===== Material for this exercise =====

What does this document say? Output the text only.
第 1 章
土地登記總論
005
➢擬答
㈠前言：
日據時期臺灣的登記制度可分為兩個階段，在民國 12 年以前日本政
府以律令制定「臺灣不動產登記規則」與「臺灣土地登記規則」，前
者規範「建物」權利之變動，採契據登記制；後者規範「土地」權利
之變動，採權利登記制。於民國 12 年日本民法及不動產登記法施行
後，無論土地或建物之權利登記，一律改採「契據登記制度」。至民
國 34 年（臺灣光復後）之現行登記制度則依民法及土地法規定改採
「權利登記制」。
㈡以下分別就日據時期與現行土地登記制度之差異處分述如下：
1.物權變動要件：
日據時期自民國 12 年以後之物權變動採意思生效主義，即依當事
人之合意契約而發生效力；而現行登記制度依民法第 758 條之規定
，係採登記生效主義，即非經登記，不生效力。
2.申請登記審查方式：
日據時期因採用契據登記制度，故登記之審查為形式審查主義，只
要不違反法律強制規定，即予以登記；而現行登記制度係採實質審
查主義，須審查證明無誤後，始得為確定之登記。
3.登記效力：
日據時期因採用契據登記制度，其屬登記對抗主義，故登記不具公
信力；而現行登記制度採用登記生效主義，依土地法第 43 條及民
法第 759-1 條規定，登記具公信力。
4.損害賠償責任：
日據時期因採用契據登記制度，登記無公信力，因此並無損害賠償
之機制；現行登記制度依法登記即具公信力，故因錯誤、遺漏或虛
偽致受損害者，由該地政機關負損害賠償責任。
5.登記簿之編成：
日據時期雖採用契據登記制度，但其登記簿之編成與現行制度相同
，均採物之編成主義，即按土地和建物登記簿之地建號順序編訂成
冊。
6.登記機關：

=====
===== Material for this exercise =====

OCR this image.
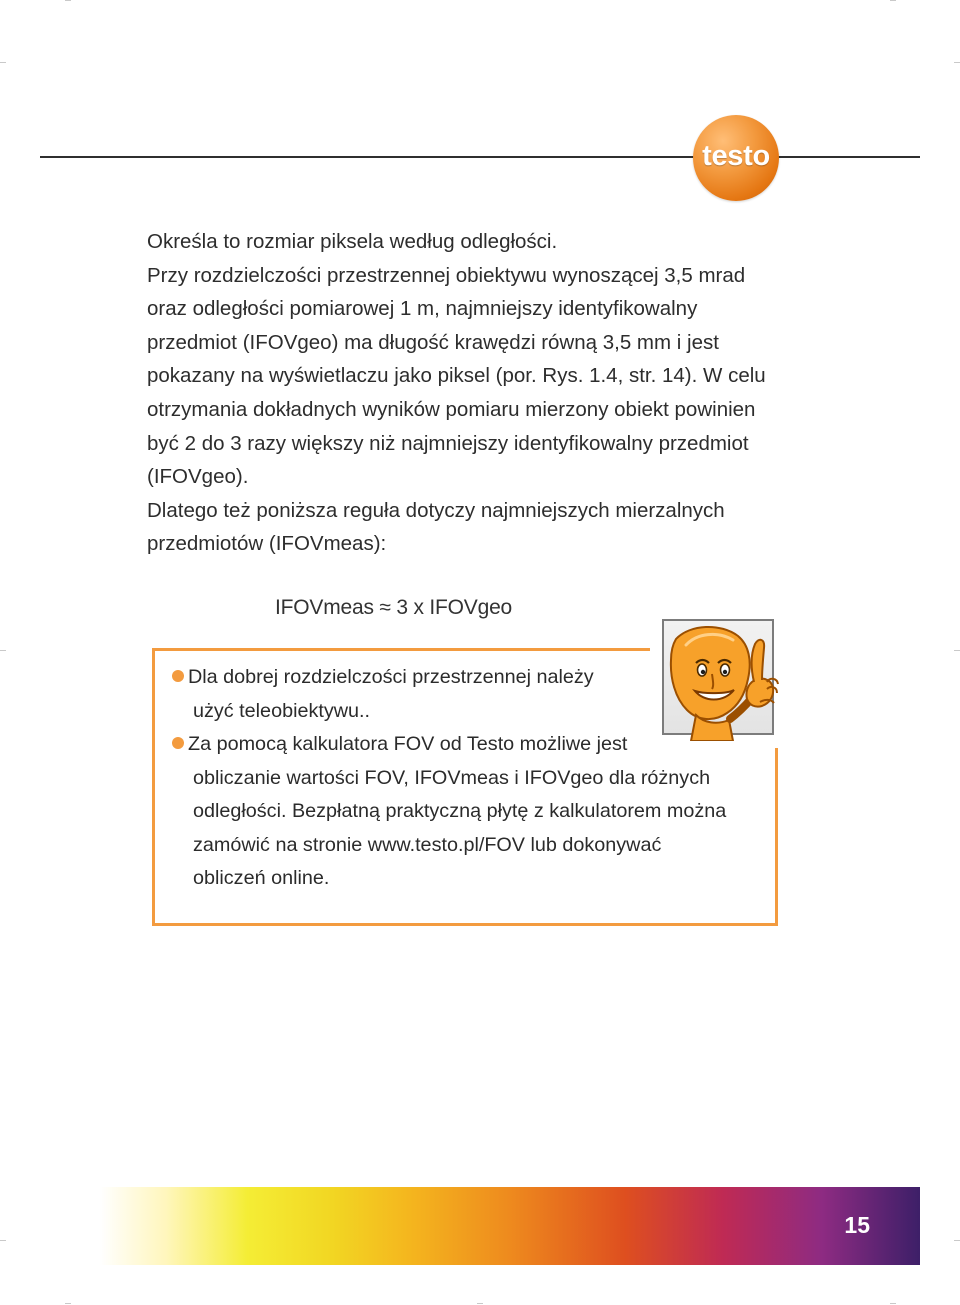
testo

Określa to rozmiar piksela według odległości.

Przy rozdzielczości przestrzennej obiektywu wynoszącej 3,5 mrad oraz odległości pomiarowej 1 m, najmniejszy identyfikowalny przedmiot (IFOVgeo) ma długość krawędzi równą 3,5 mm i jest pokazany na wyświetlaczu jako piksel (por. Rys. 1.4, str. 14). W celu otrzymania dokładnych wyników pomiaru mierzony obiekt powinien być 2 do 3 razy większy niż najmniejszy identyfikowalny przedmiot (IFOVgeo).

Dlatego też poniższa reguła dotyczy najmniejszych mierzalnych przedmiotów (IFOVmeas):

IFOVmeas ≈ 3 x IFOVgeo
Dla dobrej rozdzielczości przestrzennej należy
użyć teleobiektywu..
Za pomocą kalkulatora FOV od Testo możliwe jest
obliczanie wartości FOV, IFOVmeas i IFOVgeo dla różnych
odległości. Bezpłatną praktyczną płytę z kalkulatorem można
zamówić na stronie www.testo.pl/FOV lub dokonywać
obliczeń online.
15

=====
===== Material for this exercise =====

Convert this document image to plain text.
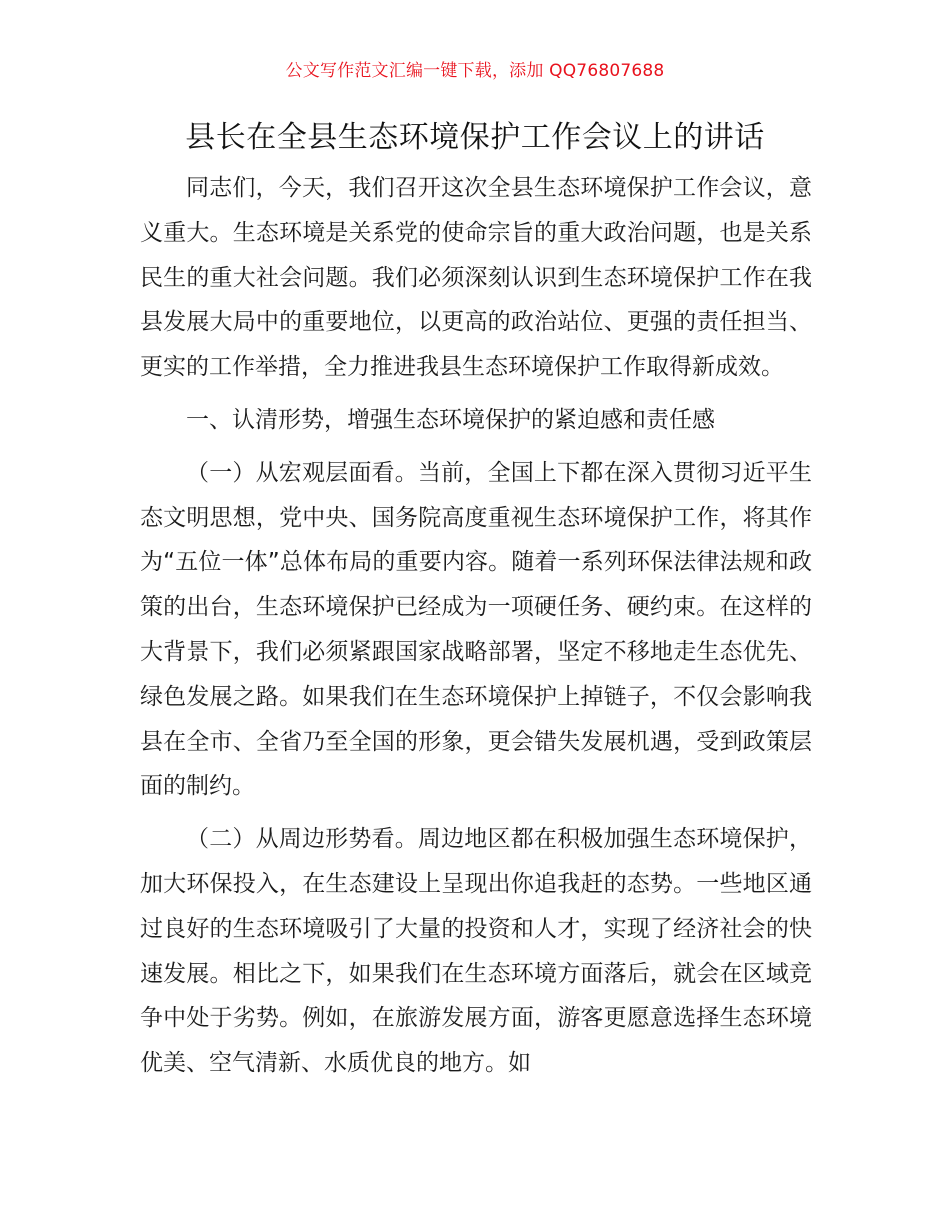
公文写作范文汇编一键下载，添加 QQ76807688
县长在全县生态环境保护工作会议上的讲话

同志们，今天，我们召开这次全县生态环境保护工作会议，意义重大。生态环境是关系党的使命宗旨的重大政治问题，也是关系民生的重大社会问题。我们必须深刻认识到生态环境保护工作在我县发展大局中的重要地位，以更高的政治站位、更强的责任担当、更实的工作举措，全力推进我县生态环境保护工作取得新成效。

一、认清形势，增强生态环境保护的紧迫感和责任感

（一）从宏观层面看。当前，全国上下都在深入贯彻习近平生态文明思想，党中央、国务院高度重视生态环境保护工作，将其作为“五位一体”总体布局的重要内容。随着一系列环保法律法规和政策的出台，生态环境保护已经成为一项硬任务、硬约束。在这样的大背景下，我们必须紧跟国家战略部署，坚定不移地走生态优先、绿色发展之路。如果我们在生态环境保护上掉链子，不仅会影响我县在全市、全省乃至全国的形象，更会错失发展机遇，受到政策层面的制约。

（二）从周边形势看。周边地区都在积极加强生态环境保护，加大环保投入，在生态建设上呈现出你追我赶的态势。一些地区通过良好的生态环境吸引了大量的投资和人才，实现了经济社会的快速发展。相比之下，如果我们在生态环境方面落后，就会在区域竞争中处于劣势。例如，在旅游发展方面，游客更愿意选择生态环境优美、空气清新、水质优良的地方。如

=====

Required work
Copy every line from the entries that contains the word "rozdzielczości".

Written solution
Przy rozdzielczości przestrzennej obiektywu wynoszącej 3,5 mrad oraz odległości pomiarowej 1 m, najmniejszy identyfikowalny przedmiot (IFOVgeo) ma długość krawędzi równą 3,5 mm i jest pokazany na wyświetlaczu jako piksel (por. Rys. 1.4, str. 14). W celu otrzymania dokładnych wyników pomiaru mierzony obiekt powinien być 2 do 3 razy większy niż najmniejszy identyfikowalny przedmiot (IFOVgeo).
Dla dobrej rozdzielczości przestrzennej należy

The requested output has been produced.